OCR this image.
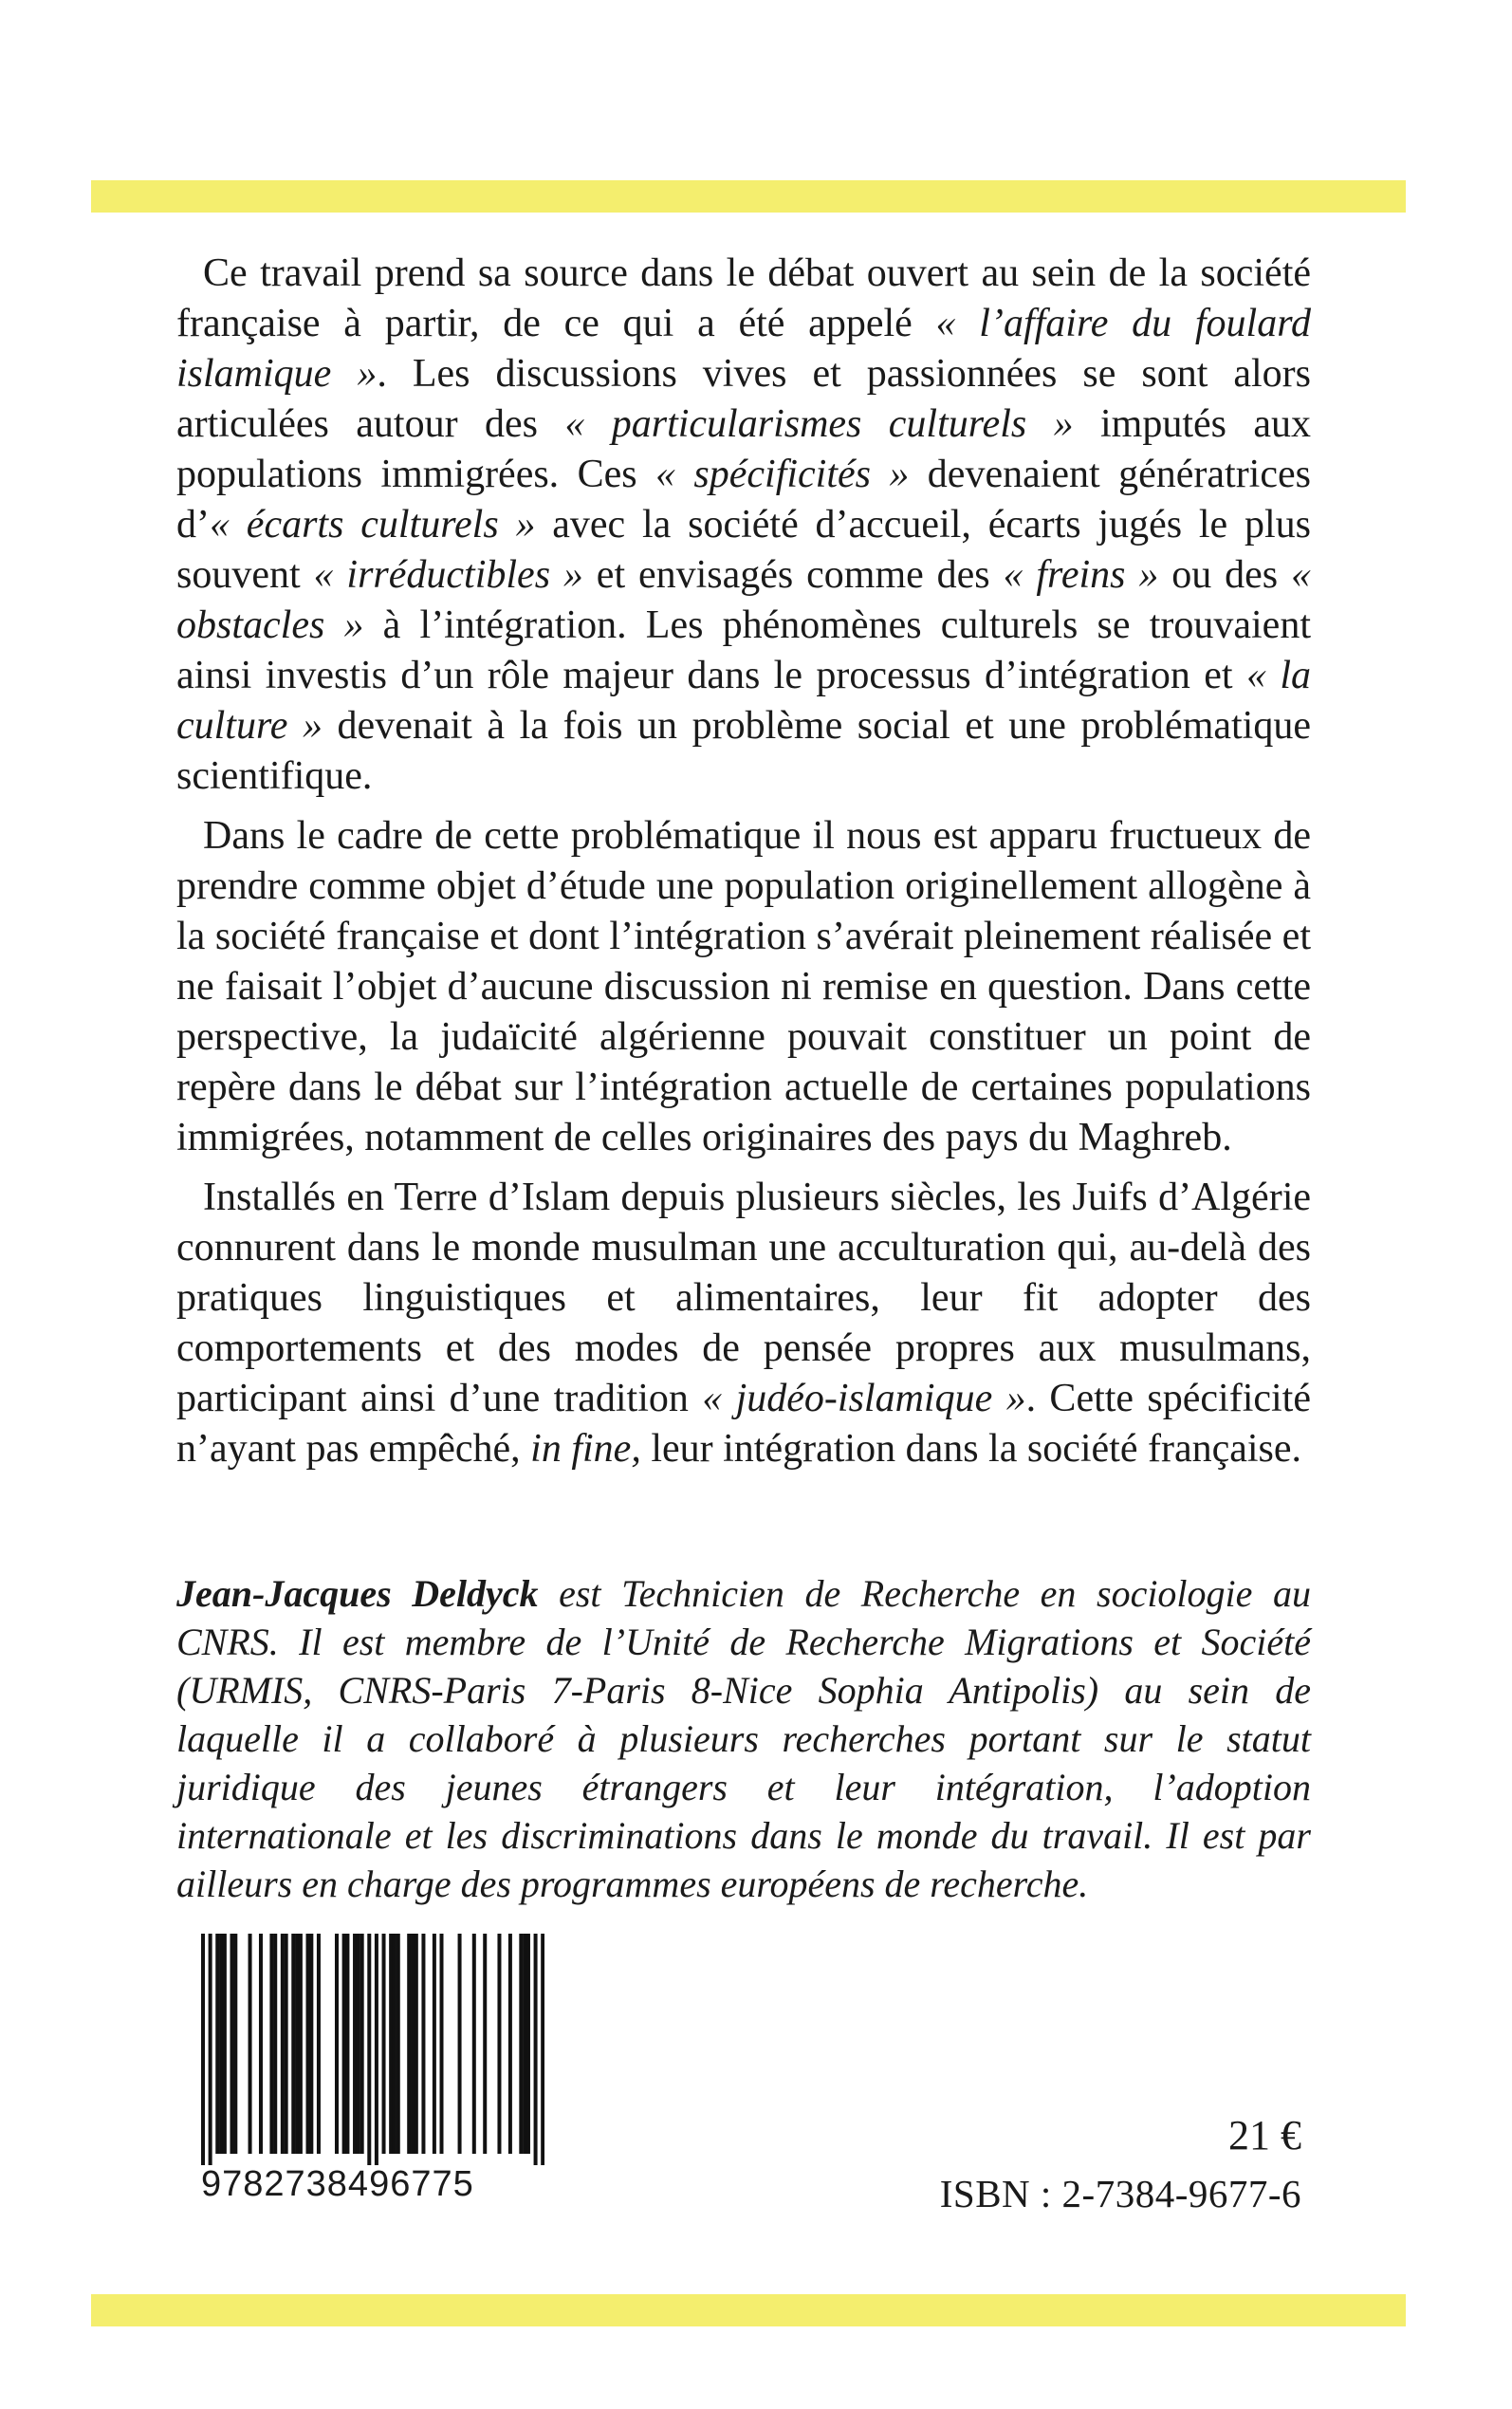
Ce travail prend sa source dans le débat ouvert au sein de la société française à partir, de ce qui a été appelé « l’affaire du foulard islamique ». Les discussions vives et passionnées se sont alors articulées autour des « particularismes culturels » imputés aux populations immigrées. Ces « spécificités » devenaient génératrices d’« écarts culturels » avec la société d’accueil, écarts jugés le plus souvent « irréductibles » et envisagés comme des « freins » ou des « obstacles » à l’intégration. Les phénomènes culturels se trouvaient ainsi investis d’un rôle majeur dans le processus d’intégration et « la culture » devenait à la fois un problème social et une problématique scientifique.

Dans le cadre de cette problématique il nous est apparu fructueux de prendre comme objet d’étude une population originellement allogène à la société française et dont l’intégration s’avérait pleinement réalisée et ne faisait l’objet d’aucune discussion ni remise en question. Dans cette perspective, la judaïcité algérienne pouvait constituer un point de repère dans le débat sur l’intégration actuelle de certaines populations immigrées, notamment de celles originaires des pays du Maghreb.

Installés en Terre d’Islam depuis plusieurs siècles, les Juifs d’Algérie connurent dans le monde musulman une acculturation qui, au-delà des pratiques linguistiques et alimentaires, leur fit adopter des comportements et des modes de pensée propres aux musulmans, participant ainsi d’une tradition « judéo-islamique ». Cette spécificité n’ayant pas empêché, in fine, leur intégration dans la société française.

Jean-Jacques Deldyck est Technicien de Recherche en sociologie au CNRS. Il est membre de l’Unité de Recherche Migrations et Société (URMIS, CNRS-Paris 7-Paris 8-Nice Sophia Antipolis) au sein de laquelle il a collaboré à plusieurs recherches portant sur le statut juridique des jeunes étrangers et leur intégration, l’adoption internationale et les discriminations dans le monde du travail. Il est par ailleurs en charge des programmes européens de recherche.
9782738496775
21 €
ISBN : 2-7384-9677-6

-----

**INSTRUCTIONS TO FOLLOW**
Filter the entries and copy out every line with the word "ainsi".

**COMPLETED EXERCISE**
Ce travail prend sa source dans le débat ouvert au sein de la société française à partir, de ce qui a été appelé « l’affaire du foulard islamique ». Les discussions vives et passionnées se sont alors articulées autour des « particularismes culturels » imputés aux populations immigrées. Ces « spécificités » devenaient génératrices d’« écarts culturels » avec la société d’accueil, écarts jugés le plus souvent « irréductibles » et envisagés comme des « freins » ou des « obstacles » à l’intégration. Les phénomènes culturels se trouvaient ainsi investis d’un rôle majeur dans le processus d’intégration et « la culture » devenait à la fois un problème social et une problématique scientifique.
Installés en Terre d’Islam depuis plusieurs siècles, les Juifs d’Algérie connurent dans le monde musulman une acculturation qui, au-delà des pratiques linguistiques et alimentaires, leur fit adopter des comportements et des modes de pensée propres aux musulmans, participant ainsi d’une tradition « judéo-islamique ». Cette spécificité n’ayant pas empêché, in fine, leur intégration dans la société française.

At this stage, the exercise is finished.